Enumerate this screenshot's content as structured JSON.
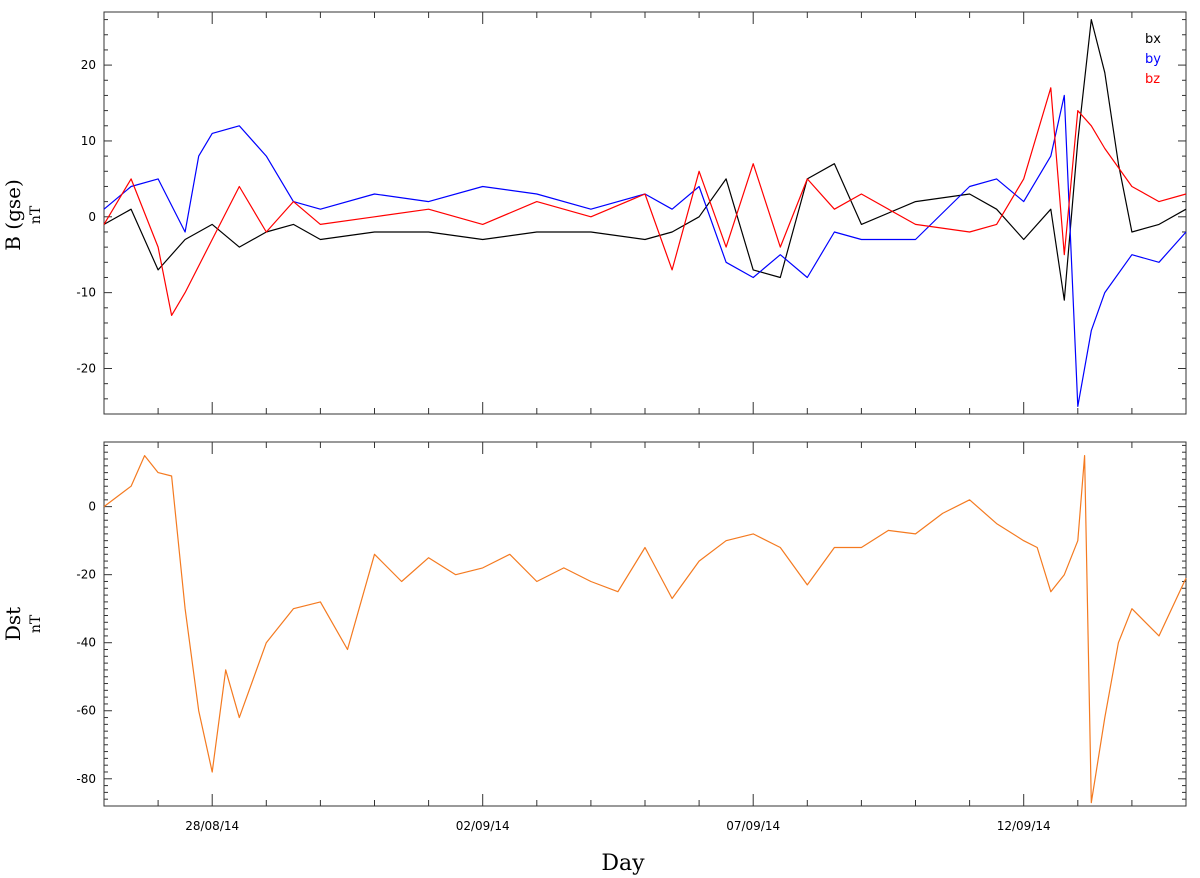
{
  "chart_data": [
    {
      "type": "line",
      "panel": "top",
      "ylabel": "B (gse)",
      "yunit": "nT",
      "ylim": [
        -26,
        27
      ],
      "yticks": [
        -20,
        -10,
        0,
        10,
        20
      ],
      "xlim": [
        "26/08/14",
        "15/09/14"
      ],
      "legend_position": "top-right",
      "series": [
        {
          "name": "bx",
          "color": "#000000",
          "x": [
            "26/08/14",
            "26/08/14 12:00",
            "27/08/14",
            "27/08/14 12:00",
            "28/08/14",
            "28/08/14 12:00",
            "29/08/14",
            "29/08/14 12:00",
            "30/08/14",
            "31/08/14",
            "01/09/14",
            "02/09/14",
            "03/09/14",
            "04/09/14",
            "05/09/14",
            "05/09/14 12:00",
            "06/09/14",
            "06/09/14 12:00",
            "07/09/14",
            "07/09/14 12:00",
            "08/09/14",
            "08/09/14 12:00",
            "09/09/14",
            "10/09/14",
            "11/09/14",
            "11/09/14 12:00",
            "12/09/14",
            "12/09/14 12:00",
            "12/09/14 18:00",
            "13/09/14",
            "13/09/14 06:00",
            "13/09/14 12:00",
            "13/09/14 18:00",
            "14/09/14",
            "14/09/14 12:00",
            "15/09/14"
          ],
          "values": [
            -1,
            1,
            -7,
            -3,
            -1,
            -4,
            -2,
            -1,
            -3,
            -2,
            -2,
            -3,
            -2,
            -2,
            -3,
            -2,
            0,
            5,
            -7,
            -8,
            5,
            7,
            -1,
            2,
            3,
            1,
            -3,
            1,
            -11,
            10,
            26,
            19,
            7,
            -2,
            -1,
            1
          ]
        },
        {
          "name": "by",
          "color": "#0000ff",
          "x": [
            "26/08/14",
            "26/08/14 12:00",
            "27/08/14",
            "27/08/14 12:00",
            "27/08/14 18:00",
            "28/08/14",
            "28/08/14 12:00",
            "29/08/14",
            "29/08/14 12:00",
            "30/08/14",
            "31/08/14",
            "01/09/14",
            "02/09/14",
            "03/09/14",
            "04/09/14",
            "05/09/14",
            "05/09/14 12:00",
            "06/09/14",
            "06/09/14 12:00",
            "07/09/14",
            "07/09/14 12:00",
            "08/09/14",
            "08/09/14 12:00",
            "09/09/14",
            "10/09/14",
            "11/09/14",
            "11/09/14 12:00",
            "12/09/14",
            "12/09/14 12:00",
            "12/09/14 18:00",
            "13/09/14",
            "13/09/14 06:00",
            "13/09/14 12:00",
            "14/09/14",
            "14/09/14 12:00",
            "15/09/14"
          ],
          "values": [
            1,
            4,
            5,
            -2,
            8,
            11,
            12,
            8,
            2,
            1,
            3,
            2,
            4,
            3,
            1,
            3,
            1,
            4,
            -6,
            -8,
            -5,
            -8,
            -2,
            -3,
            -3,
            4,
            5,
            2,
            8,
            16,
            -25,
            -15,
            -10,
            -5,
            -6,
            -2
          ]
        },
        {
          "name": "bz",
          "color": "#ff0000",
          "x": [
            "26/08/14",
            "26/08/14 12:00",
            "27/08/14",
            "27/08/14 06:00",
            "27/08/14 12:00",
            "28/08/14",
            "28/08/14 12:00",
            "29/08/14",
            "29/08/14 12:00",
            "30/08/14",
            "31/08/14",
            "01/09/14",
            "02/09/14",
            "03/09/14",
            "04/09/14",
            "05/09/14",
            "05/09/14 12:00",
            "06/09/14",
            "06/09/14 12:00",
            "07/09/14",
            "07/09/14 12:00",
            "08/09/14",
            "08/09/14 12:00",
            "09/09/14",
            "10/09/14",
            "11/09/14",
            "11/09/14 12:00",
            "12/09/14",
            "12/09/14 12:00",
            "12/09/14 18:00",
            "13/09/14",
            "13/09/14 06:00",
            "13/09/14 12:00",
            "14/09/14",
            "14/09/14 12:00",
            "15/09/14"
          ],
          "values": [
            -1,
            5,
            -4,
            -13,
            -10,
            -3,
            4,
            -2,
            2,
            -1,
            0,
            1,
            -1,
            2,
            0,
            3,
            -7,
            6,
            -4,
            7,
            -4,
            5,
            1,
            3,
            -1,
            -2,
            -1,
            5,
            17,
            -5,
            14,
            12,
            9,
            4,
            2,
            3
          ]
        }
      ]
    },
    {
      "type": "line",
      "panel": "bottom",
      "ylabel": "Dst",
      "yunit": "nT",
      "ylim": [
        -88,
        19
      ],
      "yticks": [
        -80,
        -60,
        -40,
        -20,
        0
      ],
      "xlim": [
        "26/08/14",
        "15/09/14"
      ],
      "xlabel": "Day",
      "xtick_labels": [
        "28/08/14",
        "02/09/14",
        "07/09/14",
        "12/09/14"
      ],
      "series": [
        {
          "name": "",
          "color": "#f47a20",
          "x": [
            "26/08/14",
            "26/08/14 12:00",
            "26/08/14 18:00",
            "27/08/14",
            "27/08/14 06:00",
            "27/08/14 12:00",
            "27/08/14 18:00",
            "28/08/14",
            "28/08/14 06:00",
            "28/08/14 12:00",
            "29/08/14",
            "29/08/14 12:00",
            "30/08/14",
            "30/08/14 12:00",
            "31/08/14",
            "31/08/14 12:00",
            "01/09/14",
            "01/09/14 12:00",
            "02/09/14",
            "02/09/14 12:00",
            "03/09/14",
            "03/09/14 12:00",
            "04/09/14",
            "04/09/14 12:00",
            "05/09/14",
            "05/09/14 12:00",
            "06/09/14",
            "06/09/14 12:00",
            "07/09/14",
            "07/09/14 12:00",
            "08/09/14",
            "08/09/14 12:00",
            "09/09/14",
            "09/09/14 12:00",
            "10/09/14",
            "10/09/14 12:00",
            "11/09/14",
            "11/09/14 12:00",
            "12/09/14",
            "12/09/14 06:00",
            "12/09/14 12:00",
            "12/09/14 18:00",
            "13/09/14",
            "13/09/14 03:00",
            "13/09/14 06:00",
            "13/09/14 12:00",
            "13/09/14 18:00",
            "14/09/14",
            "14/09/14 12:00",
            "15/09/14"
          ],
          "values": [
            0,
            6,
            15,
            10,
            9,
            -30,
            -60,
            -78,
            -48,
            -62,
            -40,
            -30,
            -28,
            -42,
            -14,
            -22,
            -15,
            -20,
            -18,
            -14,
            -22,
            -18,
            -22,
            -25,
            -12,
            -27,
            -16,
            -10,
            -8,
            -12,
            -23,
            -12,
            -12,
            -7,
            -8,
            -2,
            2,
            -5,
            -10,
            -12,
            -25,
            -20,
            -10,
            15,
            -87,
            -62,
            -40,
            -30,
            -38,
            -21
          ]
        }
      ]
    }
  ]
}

*What you should do*:
Output all the records, word for word, with no pictures in the copy.

*Completed exercise*:
Enumerate this screenshot's content as structured JSON.
{
  "chart_data": [
    {
      "type": "line",
      "panel": "top",
      "ylabel": "B (gse)",
      "yunit": "nT",
      "ylim": [
        -26,
        27
      ],
      "yticks": [
        -20,
        -10,
        0,
        10,
        20
      ],
      "xlim": [
        "26/08/14",
        "15/09/14"
      ],
      "legend_position": "top-right",
      "series": [
        {
          "name": "bx",
          "color": "#000000",
          "x": [
            "26/08/14",
            "26/08/14 12:00",
            "27/08/14",
            "27/08/14 12:00",
            "28/08/14",
            "28/08/14 12:00",
            "29/08/14",
            "29/08/14 12:00",
            "30/08/14",
            "31/08/14",
            "01/09/14",
            "02/09/14",
            "03/09/14",
            "04/09/14",
            "05/09/14",
            "05/09/14 12:00",
            "06/09/14",
            "06/09/14 12:00",
            "07/09/14",
            "07/09/14 12:00",
            "08/09/14",
            "08/09/14 12:00",
            "09/09/14",
            "10/09/14",
            "11/09/14",
            "11/09/14 12:00",
            "12/09/14",
            "12/09/14 12:00",
            "12/09/14 18:00",
            "13/09/14",
            "13/09/14 06:00",
            "13/09/14 12:00",
            "13/09/14 18:00",
            "14/09/14",
            "14/09/14 12:00",
            "15/09/14"
          ],
          "values": [
            -1,
            1,
            -7,
            -3,
            -1,
            -4,
            -2,
            -1,
            -3,
            -2,
            -2,
            -3,
            -2,
            -2,
            -3,
            -2,
            0,
            5,
            -7,
            -8,
            5,
            7,
            -1,
            2,
            3,
            1,
            -3,
            1,
            -11,
            10,
            26,
            19,
            7,
            -2,
            -1,
            1
          ]
        },
        {
          "name": "by",
          "color": "#0000ff",
          "x": [
            "26/08/14",
            "26/08/14 12:00",
            "27/08/14",
            "27/08/14 12:00",
            "27/08/14 18:00",
            "28/08/14",
            "28/08/14 12:00",
            "29/08/14",
            "29/08/14 12:00",
            "30/08/14",
            "31/08/14",
            "01/09/14",
            "02/09/14",
            "03/09/14",
            "04/09/14",
            "05/09/14",
            "05/09/14 12:00",
            "06/09/14",
            "06/09/14 12:00",
            "07/09/14",
            "07/09/14 12:00",
            "08/09/14",
            "08/09/14 12:00",
            "09/09/14",
            "10/09/14",
            "11/09/14",
            "11/09/14 12:00",
            "12/09/14",
            "12/09/14 12:00",
            "12/09/14 18:00",
            "13/09/14",
            "13/09/14 06:00",
            "13/09/14 12:00",
            "14/09/14",
            "14/09/14 12:00",
            "15/09/14"
          ],
          "values": [
            1,
            4,
            5,
            -2,
            8,
            11,
            12,
            8,
            2,
            1,
            3,
            2,
            4,
            3,
            1,
            3,
            1,
            4,
            -6,
            -8,
            -5,
            -8,
            -2,
            -3,
            -3,
            4,
            5,
            2,
            8,
            16,
            -25,
            -15,
            -10,
            -5,
            -6,
            -2
          ]
        },
        {
          "name": "bz",
          "color": "#ff0000",
          "x": [
            "26/08/14",
            "26/08/14 12:00",
            "27/08/14",
            "27/08/14 06:00",
            "27/08/14 12:00",
            "28/08/14",
            "28/08/14 12:00",
            "29/08/14",
            "29/08/14 12:00",
            "30/08/14",
            "31/08/14",
            "01/09/14",
            "02/09/14",
            "03/09/14",
            "04/09/14",
            "05/09/14",
            "05/09/14 12:00",
            "06/09/14",
            "06/09/14 12:00",
            "07/09/14",
            "07/09/14 12:00",
            "08/09/14",
            "08/09/14 12:00",
            "09/09/14",
            "10/09/14",
            "11/09/14",
            "11/09/14 12:00",
            "12/09/14",
            "12/09/14 12:00",
            "12/09/14 18:00",
            "13/09/14",
            "13/09/14 06:00",
            "13/09/14 12:00",
            "14/09/14",
            "14/09/14 12:00",
            "15/09/14"
          ],
          "values": [
            -1,
            5,
            -4,
            -13,
            -10,
            -3,
            4,
            -2,
            2,
            -1,
            0,
            1,
            -1,
            2,
            0,
            3,
            -7,
            6,
            -4,
            7,
            -4,
            5,
            1,
            3,
            -1,
            -2,
            -1,
            5,
            17,
            -5,
            14,
            12,
            9,
            4,
            2,
            3
          ]
        }
      ]
    },
    {
      "type": "line",
      "panel": "bottom",
      "ylabel": "Dst",
      "yunit": "nT",
      "ylim": [
        -88,
        19
      ],
      "yticks": [
        -80,
        -60,
        -40,
        -20,
        0
      ],
      "xlim": [
        "26/08/14",
        "15/09/14"
      ],
      "xlabel": "Day",
      "xtick_labels": [
        "28/08/14",
        "02/09/14",
        "07/09/14",
        "12/09/14"
      ],
      "series": [
        {
          "name": "",
          "color": "#f47a20",
          "x": [
            "26/08/14",
            "26/08/14 12:00",
            "26/08/14 18:00",
            "27/08/14",
            "27/08/14 06:00",
            "27/08/14 12:00",
            "27/08/14 18:00",
            "28/08/14",
            "28/08/14 06:00",
            "28/08/14 12:00",
            "29/08/14",
            "29/08/14 12:00",
            "30/08/14",
            "30/08/14 12:00",
            "31/08/14",
            "31/08/14 12:00",
            "01/09/14",
            "01/09/14 12:00",
            "02/09/14",
            "02/09/14 12:00",
            "03/09/14",
            "03/09/14 12:00",
            "04/09/14",
            "04/09/14 12:00",
            "05/09/14",
            "05/09/14 12:00",
            "06/09/14",
            "06/09/14 12:00",
            "07/09/14",
            "07/09/14 12:00",
            "08/09/14",
            "08/09/14 12:00",
            "09/09/14",
            "09/09/14 12:00",
            "10/09/14",
            "10/09/14 12:00",
            "11/09/14",
            "11/09/14 12:00",
            "12/09/14",
            "12/09/14 06:00",
            "12/09/14 12:00",
            "12/09/14 18:00",
            "13/09/14",
            "13/09/14 03:00",
            "13/09/14 06:00",
            "13/09/14 12:00",
            "13/09/14 18:00",
            "14/09/14",
            "14/09/14 12:00",
            "15/09/14"
          ],
          "values": [
            0,
            6,
            15,
            10,
            9,
            -30,
            -60,
            -78,
            -48,
            -62,
            -40,
            -30,
            -28,
            -42,
            -14,
            -22,
            -15,
            -20,
            -18,
            -14,
            -22,
            -18,
            -22,
            -25,
            -12,
            -27,
            -16,
            -10,
            -8,
            -12,
            -23,
            -12,
            -12,
            -7,
            -8,
            -2,
            2,
            -5,
            -10,
            -12,
            -25,
            -20,
            -10,
            15,
            -87,
            -62,
            -40,
            -30,
            -38,
            -21
          ]
        }
      ]
    }
  ]
}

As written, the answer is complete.